## Work required
Find each line containing the string "this". Copy it.

--- Records provided ---

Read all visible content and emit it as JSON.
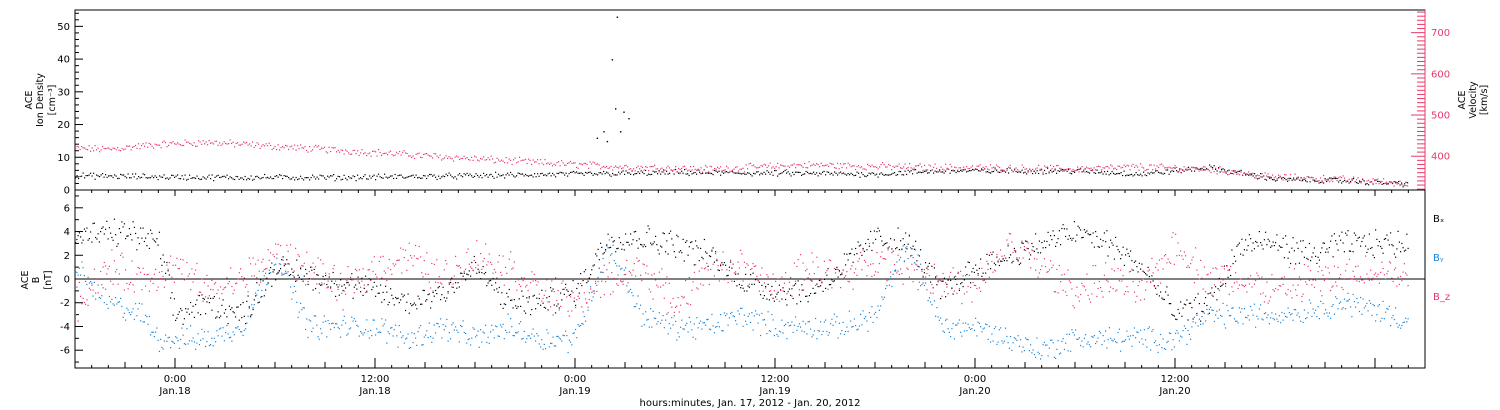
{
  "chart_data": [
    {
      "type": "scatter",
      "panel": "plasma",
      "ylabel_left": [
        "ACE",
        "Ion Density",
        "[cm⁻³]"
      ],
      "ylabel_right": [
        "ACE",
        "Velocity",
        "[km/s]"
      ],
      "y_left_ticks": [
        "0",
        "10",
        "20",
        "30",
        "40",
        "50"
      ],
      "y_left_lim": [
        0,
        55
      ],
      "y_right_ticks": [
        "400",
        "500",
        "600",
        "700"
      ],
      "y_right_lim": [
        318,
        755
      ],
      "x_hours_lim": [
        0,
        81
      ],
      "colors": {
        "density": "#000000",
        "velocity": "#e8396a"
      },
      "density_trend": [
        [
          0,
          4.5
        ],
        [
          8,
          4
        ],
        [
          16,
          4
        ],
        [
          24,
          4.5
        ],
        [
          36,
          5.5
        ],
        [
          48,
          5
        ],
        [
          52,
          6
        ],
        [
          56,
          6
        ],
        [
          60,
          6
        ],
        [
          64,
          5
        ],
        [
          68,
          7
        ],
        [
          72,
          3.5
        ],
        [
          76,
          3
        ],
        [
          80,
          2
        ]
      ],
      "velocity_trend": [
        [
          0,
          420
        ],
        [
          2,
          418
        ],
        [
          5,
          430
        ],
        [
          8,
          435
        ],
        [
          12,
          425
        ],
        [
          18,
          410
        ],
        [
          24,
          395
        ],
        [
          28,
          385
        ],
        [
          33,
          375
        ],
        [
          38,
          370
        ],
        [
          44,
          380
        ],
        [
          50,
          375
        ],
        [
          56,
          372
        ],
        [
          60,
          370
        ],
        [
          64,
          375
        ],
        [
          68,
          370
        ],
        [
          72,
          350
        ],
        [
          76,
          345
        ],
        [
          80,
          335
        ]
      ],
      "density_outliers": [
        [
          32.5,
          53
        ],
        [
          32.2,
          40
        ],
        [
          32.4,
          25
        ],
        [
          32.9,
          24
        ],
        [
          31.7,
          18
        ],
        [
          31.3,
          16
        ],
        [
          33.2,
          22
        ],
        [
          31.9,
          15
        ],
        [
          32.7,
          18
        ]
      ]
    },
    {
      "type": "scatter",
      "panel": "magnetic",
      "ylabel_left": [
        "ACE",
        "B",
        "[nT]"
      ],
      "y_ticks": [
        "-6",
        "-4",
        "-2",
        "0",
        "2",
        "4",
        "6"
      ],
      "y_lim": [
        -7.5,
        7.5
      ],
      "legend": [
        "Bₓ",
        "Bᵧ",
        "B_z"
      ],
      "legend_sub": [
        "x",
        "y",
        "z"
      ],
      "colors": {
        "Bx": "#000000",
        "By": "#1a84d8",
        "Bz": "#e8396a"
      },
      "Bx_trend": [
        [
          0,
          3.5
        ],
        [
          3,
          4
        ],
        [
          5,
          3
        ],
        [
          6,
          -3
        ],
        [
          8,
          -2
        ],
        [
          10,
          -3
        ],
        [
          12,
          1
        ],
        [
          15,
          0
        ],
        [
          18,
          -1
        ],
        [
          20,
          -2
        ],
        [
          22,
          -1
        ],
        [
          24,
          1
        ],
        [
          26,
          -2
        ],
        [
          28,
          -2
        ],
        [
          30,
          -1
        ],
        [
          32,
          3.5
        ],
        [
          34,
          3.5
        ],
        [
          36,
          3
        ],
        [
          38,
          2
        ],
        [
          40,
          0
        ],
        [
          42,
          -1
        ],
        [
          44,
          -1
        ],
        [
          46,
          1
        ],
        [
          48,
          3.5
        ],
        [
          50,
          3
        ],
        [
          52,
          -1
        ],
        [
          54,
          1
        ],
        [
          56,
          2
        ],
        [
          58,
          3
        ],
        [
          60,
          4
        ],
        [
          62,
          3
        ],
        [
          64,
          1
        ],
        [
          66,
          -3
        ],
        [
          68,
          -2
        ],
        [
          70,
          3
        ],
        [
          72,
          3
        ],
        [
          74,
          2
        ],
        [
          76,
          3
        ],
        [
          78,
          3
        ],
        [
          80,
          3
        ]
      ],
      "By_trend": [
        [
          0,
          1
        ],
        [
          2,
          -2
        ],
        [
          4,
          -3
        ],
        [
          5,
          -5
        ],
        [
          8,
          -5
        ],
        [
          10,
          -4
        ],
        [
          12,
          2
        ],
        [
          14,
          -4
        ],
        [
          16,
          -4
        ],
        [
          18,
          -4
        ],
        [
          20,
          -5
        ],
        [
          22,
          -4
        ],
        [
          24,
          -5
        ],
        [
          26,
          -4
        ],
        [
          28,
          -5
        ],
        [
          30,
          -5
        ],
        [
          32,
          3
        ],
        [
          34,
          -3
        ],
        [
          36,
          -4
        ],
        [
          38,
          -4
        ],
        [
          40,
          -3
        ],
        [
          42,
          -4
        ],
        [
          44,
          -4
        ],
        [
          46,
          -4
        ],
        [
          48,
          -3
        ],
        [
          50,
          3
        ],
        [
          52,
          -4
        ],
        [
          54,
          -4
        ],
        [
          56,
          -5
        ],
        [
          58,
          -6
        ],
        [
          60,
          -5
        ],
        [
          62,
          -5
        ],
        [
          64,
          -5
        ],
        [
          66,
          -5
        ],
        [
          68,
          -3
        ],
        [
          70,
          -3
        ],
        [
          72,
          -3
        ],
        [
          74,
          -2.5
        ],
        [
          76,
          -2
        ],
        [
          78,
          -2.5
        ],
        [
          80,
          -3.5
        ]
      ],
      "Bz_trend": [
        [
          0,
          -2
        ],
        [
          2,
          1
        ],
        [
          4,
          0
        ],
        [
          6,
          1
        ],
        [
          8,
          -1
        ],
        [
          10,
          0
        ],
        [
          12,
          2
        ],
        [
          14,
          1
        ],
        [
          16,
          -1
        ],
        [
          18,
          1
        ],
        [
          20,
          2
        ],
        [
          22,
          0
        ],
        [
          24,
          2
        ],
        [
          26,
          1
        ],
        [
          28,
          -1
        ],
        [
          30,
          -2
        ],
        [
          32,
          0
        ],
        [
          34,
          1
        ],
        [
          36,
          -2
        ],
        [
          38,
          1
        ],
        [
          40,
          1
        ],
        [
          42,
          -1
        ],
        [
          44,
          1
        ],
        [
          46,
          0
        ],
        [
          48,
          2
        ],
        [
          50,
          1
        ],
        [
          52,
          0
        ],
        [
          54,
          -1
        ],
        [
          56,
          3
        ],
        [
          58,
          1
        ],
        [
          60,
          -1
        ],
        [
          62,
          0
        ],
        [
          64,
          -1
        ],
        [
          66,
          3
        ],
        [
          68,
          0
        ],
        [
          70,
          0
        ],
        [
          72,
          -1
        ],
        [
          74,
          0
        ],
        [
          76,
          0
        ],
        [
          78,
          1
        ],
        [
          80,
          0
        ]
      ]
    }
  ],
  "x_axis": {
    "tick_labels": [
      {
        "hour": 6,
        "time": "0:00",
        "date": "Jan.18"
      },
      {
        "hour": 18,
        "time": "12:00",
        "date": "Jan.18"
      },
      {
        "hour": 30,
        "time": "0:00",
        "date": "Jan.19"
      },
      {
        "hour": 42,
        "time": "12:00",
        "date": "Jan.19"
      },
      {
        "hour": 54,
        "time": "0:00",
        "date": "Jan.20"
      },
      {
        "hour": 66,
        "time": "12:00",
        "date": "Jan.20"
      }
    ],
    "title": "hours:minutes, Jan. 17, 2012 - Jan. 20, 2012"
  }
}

---
--- Records provided ---

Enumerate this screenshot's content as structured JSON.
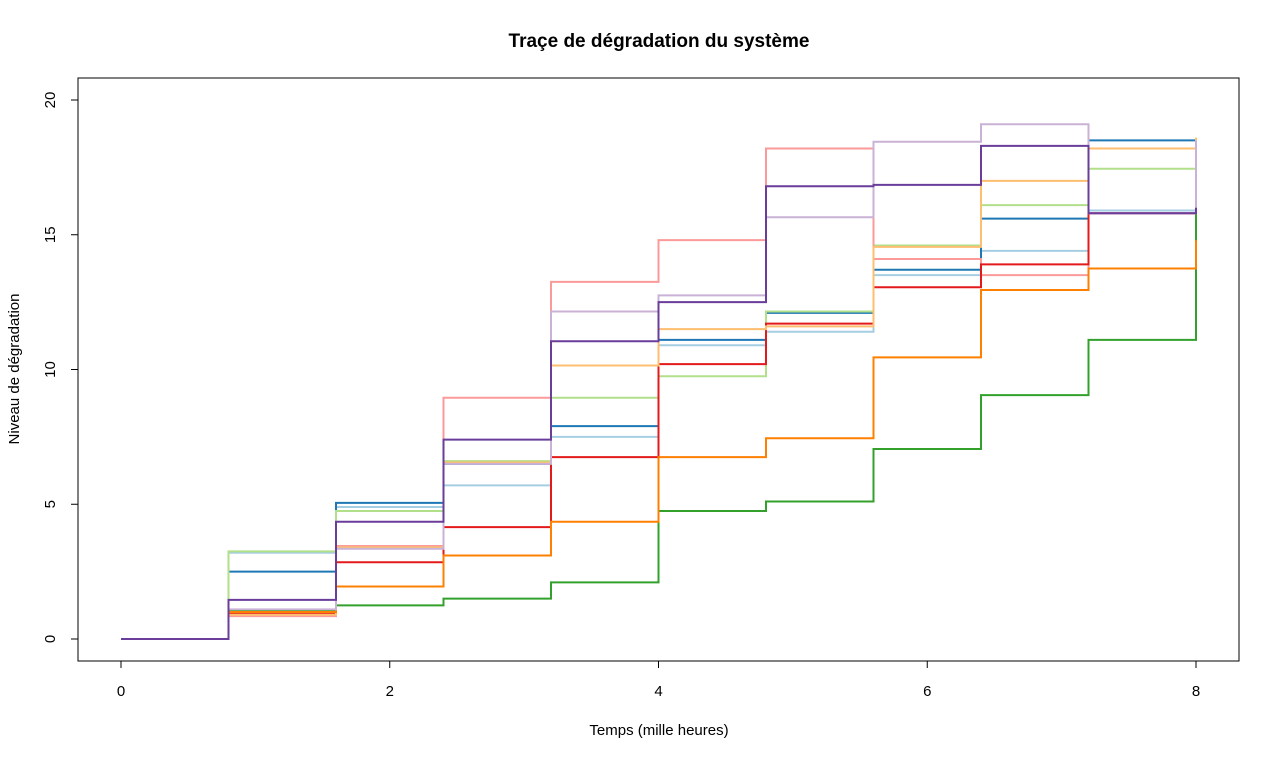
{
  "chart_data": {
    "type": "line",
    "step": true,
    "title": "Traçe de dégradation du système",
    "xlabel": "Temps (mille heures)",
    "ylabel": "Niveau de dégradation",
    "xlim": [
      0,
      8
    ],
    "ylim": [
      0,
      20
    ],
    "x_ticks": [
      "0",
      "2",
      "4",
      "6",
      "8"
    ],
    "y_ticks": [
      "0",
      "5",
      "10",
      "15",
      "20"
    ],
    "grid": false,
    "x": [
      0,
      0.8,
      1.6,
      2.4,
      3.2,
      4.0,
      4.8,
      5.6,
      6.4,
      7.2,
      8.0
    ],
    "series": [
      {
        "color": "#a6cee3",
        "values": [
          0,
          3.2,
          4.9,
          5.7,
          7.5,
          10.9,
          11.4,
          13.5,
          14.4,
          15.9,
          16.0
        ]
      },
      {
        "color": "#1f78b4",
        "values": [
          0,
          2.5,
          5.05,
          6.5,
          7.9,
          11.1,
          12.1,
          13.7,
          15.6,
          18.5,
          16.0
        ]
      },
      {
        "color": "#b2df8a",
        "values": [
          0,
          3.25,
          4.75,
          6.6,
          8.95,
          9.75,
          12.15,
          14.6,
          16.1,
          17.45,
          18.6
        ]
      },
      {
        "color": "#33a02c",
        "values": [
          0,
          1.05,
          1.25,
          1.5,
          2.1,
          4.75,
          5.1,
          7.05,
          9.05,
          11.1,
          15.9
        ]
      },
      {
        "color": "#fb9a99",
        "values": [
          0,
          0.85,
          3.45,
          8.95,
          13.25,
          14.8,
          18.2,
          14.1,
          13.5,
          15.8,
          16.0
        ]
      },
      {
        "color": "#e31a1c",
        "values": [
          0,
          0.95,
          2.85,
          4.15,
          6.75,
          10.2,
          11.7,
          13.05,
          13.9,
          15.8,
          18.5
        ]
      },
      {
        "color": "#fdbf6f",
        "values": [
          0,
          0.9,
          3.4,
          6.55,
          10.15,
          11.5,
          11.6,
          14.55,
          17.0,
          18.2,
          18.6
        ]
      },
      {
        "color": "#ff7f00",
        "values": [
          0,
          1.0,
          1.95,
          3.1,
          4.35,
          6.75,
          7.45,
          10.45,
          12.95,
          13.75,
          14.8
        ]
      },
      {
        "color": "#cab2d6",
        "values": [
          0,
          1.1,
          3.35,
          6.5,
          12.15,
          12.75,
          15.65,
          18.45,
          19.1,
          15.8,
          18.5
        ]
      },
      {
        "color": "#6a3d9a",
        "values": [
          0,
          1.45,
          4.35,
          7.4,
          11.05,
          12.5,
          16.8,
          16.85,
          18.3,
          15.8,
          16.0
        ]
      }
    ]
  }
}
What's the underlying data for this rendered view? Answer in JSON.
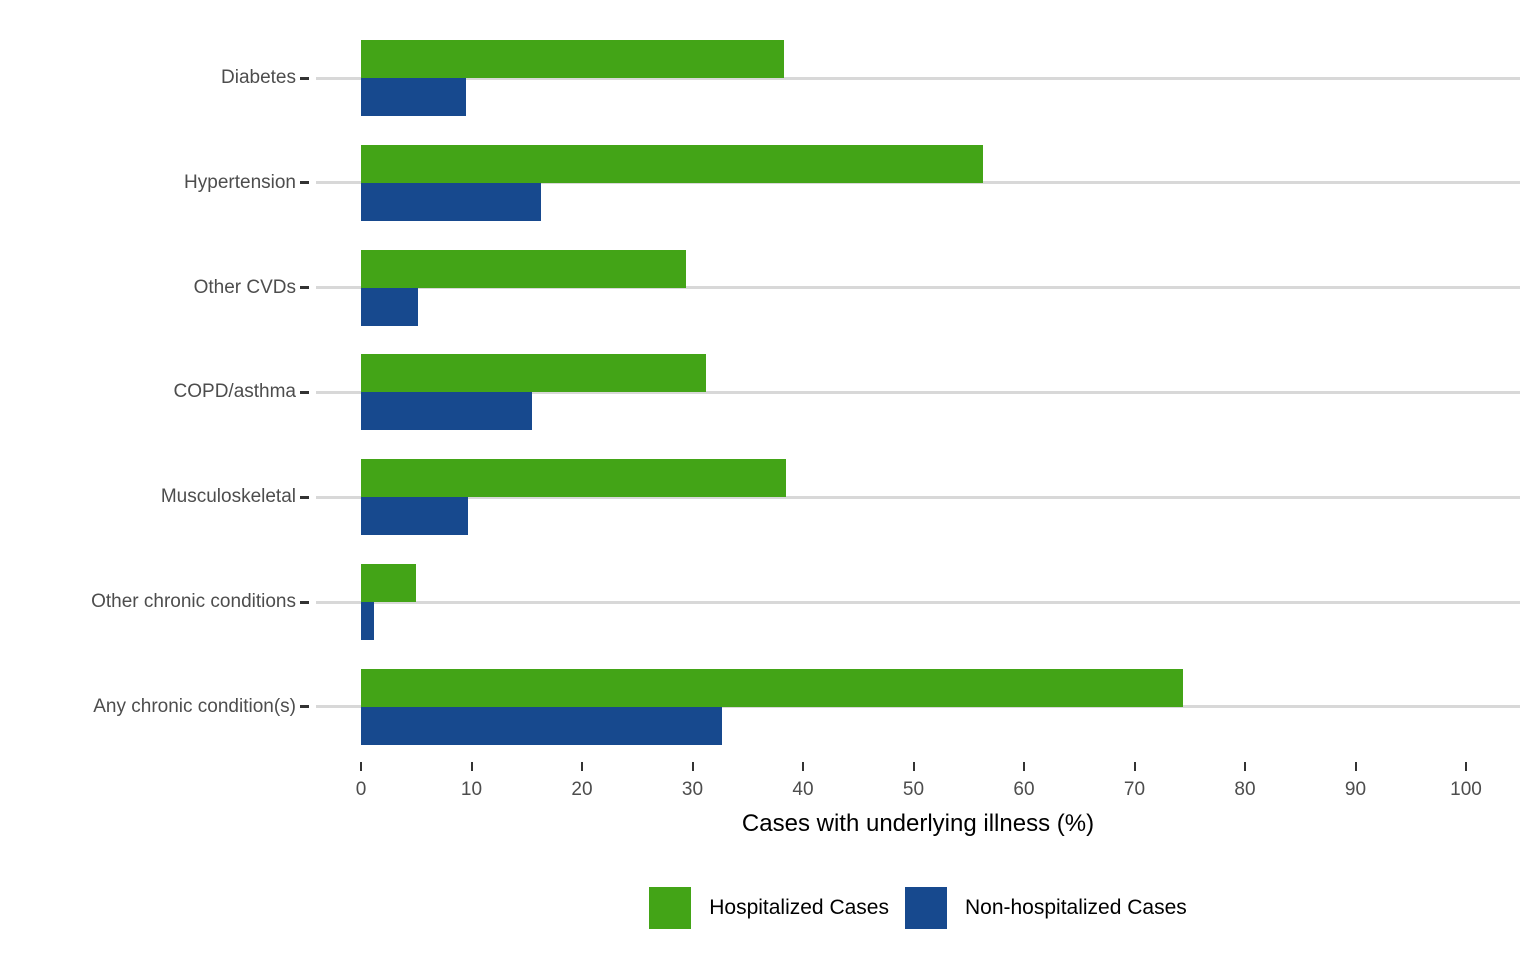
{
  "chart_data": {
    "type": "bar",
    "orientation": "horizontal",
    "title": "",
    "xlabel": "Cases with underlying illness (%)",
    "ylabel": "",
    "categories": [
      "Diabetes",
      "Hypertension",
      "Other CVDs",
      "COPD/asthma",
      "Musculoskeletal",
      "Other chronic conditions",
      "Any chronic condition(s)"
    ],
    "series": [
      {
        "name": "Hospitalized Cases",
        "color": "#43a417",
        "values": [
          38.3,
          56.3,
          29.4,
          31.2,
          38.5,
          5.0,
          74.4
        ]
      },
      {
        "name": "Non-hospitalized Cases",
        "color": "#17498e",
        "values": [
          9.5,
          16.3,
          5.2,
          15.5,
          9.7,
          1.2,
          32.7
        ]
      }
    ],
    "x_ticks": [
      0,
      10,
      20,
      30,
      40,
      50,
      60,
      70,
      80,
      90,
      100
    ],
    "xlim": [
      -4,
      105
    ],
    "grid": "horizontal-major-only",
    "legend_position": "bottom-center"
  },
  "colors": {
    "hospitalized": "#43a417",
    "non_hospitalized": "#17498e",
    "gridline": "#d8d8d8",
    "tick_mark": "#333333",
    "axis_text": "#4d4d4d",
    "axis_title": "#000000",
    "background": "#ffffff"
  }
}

---

## Exercise output
Enumerate this screenshot's content as structured JSON.
What's the underlying data for this rendered view? Answer in JSON.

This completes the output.